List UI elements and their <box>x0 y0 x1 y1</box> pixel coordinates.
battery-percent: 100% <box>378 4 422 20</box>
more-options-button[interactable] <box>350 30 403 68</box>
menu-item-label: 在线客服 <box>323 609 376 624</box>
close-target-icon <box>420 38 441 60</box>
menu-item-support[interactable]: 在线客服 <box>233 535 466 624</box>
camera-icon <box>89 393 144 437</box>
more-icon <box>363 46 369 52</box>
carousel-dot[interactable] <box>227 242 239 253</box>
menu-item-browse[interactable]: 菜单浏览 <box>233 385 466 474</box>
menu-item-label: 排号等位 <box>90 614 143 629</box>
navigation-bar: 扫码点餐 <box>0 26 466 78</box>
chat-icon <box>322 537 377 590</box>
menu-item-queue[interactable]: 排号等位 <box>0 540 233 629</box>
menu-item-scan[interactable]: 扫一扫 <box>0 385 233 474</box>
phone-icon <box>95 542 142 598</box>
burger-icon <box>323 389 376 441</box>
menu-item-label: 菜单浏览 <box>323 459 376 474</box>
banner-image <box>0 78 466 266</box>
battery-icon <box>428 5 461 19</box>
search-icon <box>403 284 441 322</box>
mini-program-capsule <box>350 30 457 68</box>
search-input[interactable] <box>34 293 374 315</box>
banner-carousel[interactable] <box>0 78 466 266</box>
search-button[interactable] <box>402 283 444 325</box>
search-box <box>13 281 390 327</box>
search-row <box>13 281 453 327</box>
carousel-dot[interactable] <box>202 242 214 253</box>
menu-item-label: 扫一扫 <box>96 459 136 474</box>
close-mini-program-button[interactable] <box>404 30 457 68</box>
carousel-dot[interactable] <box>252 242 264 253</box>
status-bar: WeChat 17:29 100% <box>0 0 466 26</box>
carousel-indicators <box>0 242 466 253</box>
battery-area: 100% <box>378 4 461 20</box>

────

WHAT THIS TASK INVOLVES:
Express each line of the rows above as a Markdown table with the columns Line and Content, giving the line's number under Line and its text under Content, and leave out any blank lines.

COMPLETE ANSWER:
| Line | Content |
|---|---|
| 1 | List UI elements and their <box>x0 y0 x1 y1</box> pixel coordinates. |
| 2 | battery-percent: 100% <box>378 4 422 20</box> |
| 3 | more-options-button[interactable] <box>350 30 403 68</box> |
| 4 | menu-item-label: 在线客服 <box>323 609 376 624</box> |
| 5 | close-target-icon <box>420 38 441 60</box> |
| 6 | menu-item-support[interactable]: 在线客服 <box>233 535 466 624</box> |
| 7 | camera-icon <box>89 393 144 437</box> |
| 8 | more-icon <box>363 46 369 52</box> |
| 9 | carousel-dot[interactable] <box>227 242 239 253</box> |
| 10 | menu-item-browse[interactable]: 菜单浏览 <box>233 385 466 474</box> |
| 11 | menu-item-label: 排号等位 <box>90 614 143 629</box> |
| 12 | navigation-bar: 扫码点餐 <box>0 26 466 78</box> |
| 13 | chat-icon <box>322 537 377 590</box> |
| 14 | menu-item-queue[interactable]: 排号等位 <box>0 540 233 629</box> |
| 15 | menu-item-scan[interactable]: 扫一扫 <box>0 385 233 474</box> |
| 16 | phone-icon <box>95 542 142 598</box> |
| 17 | burger-icon <box>323 389 376 441</box> |
| 18 | menu-item-label: 菜单浏览 <box>323 459 376 474</box> |
| 19 | banner-image <box>0 78 466 266</box> |
| 20 | battery-icon <box>428 5 461 19</box> |
| 21 | search-icon <box>403 284 441 322</box> |
| 22 | mini-program-capsule <box>350 30 457 68</box> |
| 23 | search-input[interactable] <box>34 293 374 315</box> |
| 24 | banner-carousel[interactable] <box>0 78 466 266</box> |
| 25 | search-button[interactable] <box>402 283 444 325</box> |
| 26 | search-box <box>13 281 390 327</box> |
| 27 | search-row <box>13 281 453 327</box> |
| 28 | carousel-dot[interactable] <box>202 242 214 253</box> |
| 29 | menu-item-label: 扫一扫 <box>96 459 136 474</box> |
| 30 | close-mini-program-button[interactable] <box>404 30 457 68</box> |
| 31 | carousel-dot[interactable] <box>252 242 264 253</box> |
| 32 | status-bar: WeChat 17:29 100% <box>0 0 466 26</box> |
| 33 | carousel-indicators <box>0 242 466 253</box> |
| 34 | battery-area: 100% <box>378 4 461 20</box> |